-- START OF Record excerpts --

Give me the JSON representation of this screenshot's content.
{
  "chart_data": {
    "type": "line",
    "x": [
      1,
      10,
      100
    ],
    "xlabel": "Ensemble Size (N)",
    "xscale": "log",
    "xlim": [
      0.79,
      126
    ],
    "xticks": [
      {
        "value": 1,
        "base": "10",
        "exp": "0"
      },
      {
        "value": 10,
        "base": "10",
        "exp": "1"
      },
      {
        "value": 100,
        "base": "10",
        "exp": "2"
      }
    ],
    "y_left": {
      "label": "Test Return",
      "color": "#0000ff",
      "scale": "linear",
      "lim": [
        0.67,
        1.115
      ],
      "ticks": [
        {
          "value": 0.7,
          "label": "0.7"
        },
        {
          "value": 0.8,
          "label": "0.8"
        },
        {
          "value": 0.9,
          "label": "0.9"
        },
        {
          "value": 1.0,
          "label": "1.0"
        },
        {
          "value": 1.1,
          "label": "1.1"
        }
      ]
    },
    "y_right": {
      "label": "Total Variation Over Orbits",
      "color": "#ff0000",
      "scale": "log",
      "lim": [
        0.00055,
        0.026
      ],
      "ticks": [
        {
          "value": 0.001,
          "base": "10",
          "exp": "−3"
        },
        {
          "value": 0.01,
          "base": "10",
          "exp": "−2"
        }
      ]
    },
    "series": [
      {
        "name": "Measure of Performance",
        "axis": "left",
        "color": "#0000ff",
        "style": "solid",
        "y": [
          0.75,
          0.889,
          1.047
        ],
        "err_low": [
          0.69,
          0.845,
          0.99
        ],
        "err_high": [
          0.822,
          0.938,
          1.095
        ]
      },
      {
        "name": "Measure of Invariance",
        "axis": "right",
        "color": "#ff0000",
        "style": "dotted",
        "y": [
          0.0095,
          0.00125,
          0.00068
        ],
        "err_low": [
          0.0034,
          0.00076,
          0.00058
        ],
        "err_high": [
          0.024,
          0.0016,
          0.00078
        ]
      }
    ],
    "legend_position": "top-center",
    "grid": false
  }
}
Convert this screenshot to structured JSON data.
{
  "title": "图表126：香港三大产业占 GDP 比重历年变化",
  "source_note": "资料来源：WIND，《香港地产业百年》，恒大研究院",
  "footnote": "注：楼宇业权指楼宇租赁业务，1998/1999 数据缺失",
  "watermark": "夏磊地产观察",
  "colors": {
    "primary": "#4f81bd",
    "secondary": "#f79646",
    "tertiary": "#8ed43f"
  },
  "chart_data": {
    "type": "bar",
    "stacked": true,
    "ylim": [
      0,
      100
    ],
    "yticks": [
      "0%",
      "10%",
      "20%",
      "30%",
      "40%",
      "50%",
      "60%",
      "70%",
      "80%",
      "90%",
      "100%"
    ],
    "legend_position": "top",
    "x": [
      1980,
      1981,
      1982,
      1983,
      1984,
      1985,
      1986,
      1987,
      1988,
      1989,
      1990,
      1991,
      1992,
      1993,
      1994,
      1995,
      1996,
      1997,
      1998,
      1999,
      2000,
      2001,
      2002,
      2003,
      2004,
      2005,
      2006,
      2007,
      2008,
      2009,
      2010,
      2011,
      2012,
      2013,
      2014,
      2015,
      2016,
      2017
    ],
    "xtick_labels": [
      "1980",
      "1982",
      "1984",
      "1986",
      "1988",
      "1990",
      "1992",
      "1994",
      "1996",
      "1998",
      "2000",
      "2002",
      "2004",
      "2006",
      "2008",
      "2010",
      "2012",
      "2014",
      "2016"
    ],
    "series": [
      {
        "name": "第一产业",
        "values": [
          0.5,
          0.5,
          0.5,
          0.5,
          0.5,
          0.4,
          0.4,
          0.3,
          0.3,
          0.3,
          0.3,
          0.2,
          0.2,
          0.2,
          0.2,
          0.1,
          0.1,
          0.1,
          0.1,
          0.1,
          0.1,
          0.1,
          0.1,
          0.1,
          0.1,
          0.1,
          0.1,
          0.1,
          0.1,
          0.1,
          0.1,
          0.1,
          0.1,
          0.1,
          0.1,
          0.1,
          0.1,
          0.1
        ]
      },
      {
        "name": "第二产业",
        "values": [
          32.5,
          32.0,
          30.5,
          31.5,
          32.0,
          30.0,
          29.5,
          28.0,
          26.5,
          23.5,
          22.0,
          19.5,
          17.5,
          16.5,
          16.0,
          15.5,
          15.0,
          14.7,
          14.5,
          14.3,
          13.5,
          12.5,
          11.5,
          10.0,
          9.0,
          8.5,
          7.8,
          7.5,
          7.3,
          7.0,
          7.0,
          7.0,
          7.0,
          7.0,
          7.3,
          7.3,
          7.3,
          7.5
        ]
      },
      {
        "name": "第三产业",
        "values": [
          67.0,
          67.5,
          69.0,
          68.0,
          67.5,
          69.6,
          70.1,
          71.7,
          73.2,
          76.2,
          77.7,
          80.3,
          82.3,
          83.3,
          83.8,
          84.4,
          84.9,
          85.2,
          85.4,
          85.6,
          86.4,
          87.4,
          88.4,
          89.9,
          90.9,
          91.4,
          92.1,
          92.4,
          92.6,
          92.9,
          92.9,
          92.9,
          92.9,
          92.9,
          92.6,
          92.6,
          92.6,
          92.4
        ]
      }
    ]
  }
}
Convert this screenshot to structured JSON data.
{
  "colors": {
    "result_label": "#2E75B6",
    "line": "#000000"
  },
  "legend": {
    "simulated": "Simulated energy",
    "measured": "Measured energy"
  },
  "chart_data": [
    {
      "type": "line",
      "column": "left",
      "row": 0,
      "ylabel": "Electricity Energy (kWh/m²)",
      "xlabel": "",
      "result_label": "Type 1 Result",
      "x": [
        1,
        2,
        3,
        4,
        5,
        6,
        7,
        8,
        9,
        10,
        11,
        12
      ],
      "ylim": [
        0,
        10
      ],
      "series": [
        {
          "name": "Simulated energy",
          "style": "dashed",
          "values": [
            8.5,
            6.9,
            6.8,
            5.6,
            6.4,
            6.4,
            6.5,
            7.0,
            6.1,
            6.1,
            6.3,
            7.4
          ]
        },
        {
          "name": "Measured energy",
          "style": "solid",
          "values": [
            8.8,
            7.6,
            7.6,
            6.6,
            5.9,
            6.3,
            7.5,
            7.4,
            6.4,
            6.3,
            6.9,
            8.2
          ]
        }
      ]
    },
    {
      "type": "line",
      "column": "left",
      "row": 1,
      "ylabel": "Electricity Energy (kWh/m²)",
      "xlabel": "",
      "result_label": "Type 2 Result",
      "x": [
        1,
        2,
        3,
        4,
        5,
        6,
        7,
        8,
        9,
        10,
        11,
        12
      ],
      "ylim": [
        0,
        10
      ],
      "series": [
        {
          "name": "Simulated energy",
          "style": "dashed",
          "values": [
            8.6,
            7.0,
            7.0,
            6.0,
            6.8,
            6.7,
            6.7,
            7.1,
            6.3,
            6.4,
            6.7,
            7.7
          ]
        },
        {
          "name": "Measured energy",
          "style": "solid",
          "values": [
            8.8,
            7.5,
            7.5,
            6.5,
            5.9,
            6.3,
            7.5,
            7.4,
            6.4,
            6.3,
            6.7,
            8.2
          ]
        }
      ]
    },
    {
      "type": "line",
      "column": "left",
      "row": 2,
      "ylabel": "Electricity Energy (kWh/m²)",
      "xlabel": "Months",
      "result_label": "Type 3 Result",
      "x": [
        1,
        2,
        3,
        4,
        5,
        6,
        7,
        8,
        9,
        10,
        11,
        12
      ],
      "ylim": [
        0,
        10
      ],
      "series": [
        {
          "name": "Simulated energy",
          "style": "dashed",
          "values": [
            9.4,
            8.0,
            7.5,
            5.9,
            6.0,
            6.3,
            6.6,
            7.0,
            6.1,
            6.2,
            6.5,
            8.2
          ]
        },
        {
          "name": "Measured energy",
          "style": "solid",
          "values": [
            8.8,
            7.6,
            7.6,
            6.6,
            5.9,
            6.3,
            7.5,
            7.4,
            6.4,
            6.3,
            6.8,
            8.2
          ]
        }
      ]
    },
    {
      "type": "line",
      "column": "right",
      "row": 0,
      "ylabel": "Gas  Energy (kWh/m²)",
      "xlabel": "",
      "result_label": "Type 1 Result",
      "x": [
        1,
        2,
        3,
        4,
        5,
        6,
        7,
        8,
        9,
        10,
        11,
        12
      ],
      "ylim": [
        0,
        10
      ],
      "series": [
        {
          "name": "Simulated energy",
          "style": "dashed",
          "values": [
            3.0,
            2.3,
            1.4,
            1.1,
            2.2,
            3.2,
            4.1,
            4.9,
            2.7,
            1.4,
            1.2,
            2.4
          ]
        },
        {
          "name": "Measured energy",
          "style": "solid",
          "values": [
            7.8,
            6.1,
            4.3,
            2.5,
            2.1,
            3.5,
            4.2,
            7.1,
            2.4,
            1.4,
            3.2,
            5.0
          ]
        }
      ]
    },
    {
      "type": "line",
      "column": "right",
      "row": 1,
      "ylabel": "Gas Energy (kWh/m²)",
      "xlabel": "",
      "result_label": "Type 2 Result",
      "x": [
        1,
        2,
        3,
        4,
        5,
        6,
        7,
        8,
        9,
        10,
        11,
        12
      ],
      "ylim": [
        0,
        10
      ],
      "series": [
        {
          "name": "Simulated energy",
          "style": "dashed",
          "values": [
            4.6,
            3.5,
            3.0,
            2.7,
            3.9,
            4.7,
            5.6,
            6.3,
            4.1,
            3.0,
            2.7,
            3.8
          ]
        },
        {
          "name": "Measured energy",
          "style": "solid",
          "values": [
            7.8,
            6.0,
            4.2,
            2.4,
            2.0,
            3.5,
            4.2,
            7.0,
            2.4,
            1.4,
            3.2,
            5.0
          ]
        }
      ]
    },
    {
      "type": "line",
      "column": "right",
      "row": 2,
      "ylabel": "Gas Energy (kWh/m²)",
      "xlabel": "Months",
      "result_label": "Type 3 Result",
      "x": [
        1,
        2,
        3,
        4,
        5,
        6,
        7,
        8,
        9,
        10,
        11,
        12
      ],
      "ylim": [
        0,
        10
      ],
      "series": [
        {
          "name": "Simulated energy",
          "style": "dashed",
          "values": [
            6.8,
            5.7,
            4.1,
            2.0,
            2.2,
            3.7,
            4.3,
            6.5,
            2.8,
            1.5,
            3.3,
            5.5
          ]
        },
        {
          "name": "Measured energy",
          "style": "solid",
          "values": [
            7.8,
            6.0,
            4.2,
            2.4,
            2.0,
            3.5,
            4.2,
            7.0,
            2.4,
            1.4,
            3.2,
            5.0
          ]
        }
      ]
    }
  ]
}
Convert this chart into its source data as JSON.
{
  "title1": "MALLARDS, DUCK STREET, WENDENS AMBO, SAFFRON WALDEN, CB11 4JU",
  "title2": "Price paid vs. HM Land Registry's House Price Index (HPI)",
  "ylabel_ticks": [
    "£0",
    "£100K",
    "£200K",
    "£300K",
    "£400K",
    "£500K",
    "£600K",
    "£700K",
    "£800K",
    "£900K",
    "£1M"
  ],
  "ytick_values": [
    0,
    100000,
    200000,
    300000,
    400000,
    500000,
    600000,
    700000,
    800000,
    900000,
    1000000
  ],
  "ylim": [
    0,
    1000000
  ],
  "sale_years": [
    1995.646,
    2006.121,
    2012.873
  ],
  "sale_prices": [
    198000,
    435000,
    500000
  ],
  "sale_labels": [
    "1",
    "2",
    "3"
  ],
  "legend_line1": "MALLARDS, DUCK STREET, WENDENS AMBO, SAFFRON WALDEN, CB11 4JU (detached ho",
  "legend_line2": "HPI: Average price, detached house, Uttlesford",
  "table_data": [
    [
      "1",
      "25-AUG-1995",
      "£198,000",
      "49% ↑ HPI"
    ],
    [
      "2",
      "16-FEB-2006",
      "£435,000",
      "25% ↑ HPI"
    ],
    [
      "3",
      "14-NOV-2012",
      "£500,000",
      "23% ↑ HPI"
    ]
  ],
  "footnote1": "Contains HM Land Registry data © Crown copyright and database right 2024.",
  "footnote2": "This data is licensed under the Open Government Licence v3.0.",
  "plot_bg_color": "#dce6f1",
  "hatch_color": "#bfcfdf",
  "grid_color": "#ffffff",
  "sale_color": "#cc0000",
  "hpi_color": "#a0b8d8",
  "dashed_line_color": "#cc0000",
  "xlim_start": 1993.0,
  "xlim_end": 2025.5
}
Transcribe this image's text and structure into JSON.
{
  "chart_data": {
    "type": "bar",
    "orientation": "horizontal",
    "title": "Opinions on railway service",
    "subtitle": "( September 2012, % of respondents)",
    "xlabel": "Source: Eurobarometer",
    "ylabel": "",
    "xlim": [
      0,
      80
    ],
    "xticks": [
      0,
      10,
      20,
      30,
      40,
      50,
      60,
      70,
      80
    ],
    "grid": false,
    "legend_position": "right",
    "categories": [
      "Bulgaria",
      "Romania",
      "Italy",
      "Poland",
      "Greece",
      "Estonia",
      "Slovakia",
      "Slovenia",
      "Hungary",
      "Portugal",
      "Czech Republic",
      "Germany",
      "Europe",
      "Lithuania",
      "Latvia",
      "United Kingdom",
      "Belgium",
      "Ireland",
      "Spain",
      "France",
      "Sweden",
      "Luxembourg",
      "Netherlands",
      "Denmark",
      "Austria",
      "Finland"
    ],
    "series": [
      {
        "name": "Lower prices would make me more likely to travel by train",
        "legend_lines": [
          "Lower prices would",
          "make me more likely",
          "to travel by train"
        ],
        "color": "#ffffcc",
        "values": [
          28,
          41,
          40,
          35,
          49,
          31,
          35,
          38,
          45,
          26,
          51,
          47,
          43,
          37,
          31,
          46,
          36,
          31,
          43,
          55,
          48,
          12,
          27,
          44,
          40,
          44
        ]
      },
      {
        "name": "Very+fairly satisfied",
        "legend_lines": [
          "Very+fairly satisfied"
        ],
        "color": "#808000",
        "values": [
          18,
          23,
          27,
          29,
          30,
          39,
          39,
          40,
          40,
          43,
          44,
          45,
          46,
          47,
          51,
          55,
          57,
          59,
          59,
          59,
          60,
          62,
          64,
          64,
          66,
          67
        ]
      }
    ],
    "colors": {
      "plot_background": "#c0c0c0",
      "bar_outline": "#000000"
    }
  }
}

-- END OF Record excerpts --

> Exercise prompt
Take every line from the data above that holds "train" and copy it out.

> Final answer
        "name": "Lower prices would make me more likely to travel by train",
          "to travel by train"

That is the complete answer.